Data listing:
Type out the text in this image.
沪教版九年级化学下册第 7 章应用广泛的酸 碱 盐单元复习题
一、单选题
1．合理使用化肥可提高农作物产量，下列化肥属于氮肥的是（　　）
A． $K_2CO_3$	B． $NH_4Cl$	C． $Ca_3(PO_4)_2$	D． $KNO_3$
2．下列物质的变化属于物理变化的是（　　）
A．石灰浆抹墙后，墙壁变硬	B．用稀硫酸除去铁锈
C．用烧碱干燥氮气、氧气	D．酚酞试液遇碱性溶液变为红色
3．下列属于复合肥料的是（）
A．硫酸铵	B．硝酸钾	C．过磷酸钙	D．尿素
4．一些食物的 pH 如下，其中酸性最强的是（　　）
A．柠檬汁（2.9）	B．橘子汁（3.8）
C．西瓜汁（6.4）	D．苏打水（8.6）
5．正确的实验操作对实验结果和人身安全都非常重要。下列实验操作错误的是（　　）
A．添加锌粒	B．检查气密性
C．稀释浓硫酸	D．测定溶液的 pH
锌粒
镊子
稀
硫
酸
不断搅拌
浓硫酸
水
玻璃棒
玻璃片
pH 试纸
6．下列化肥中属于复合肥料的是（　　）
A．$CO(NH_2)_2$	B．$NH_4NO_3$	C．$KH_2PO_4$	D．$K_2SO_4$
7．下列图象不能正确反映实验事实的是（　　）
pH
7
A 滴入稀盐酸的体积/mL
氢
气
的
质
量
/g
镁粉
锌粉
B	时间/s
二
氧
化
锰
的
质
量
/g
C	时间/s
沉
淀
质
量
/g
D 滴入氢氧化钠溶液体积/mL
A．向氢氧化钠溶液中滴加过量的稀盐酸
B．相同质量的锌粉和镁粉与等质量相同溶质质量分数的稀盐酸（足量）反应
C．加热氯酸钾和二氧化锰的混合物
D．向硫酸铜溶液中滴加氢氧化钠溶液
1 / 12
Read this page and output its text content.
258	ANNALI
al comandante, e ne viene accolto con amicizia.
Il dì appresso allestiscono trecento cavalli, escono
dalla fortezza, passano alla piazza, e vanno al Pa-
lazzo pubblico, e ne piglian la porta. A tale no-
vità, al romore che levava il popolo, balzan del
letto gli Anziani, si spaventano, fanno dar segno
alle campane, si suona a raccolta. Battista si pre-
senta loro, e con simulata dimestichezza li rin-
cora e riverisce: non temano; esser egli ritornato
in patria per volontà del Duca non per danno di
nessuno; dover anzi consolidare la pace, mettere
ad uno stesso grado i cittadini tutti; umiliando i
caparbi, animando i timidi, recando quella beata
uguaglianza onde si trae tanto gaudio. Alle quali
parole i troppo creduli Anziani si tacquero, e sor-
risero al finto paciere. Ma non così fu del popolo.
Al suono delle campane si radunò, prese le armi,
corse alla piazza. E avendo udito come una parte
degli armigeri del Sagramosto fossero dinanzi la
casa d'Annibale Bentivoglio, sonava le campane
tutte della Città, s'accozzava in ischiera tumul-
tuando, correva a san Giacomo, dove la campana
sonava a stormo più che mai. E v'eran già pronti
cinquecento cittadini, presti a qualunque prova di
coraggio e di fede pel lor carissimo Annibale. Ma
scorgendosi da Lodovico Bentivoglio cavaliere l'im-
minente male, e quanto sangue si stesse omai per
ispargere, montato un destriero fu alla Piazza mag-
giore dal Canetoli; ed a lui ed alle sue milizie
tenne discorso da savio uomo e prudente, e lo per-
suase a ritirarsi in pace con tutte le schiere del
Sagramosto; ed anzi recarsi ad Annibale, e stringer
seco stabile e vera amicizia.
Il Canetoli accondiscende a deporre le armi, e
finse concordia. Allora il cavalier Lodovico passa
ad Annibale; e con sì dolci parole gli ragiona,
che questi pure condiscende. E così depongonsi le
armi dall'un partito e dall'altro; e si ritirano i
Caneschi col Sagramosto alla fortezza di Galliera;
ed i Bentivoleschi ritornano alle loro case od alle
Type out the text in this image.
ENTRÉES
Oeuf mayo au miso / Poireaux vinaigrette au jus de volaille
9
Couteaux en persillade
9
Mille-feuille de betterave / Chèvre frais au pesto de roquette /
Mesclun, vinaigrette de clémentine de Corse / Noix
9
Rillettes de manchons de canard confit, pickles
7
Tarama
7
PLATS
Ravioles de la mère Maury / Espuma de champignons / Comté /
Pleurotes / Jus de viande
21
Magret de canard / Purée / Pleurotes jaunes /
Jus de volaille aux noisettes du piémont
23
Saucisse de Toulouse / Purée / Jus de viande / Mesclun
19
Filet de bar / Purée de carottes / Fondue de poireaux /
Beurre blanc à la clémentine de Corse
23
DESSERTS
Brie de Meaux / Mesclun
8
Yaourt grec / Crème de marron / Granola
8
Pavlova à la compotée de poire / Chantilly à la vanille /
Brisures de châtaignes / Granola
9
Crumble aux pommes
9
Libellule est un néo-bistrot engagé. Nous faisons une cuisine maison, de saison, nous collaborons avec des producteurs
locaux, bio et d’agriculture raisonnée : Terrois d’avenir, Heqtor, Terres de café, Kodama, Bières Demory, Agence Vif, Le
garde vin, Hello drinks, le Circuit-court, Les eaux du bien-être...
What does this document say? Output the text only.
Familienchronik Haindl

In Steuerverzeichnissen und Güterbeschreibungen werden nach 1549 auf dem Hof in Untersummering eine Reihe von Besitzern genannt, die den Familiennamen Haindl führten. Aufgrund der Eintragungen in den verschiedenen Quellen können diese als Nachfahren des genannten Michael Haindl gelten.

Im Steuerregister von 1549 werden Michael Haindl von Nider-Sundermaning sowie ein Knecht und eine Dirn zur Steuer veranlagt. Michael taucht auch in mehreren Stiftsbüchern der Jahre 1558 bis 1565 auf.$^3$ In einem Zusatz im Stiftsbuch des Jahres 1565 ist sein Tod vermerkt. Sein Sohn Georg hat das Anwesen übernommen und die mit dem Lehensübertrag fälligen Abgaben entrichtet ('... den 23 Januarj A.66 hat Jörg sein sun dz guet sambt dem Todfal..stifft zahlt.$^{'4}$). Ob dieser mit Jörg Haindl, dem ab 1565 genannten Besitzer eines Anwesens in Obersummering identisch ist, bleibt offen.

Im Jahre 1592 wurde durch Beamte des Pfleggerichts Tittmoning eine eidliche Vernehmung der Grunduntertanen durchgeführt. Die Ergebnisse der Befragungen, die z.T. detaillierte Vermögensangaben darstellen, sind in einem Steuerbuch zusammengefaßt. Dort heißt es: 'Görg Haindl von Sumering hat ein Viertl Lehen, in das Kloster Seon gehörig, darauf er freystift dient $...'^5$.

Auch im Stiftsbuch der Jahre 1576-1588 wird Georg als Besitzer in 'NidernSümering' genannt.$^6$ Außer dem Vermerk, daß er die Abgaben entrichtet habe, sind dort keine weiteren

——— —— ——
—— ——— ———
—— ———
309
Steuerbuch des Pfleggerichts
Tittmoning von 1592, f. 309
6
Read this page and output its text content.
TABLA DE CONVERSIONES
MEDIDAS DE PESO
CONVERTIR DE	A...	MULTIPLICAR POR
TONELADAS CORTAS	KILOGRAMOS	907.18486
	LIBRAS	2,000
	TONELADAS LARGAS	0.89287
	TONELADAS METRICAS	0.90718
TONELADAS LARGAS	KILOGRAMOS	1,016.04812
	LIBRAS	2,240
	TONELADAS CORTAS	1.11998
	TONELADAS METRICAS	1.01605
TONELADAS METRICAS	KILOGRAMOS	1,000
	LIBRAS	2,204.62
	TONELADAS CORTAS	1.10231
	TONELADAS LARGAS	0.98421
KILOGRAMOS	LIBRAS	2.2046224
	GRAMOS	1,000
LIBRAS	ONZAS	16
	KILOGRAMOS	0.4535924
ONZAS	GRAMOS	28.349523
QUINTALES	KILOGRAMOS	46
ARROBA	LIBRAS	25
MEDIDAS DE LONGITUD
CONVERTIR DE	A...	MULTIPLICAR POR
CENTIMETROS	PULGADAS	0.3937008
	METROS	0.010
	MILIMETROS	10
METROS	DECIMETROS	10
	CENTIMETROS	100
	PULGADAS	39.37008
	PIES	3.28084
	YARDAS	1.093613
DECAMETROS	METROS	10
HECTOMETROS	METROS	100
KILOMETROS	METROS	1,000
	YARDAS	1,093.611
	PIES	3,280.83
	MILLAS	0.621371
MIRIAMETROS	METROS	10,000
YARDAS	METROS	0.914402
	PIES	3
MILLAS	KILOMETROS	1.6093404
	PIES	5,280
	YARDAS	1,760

Directions: Supply the count of lines in the entries that contain the word "sind", and nothing besides.

The completed task: 2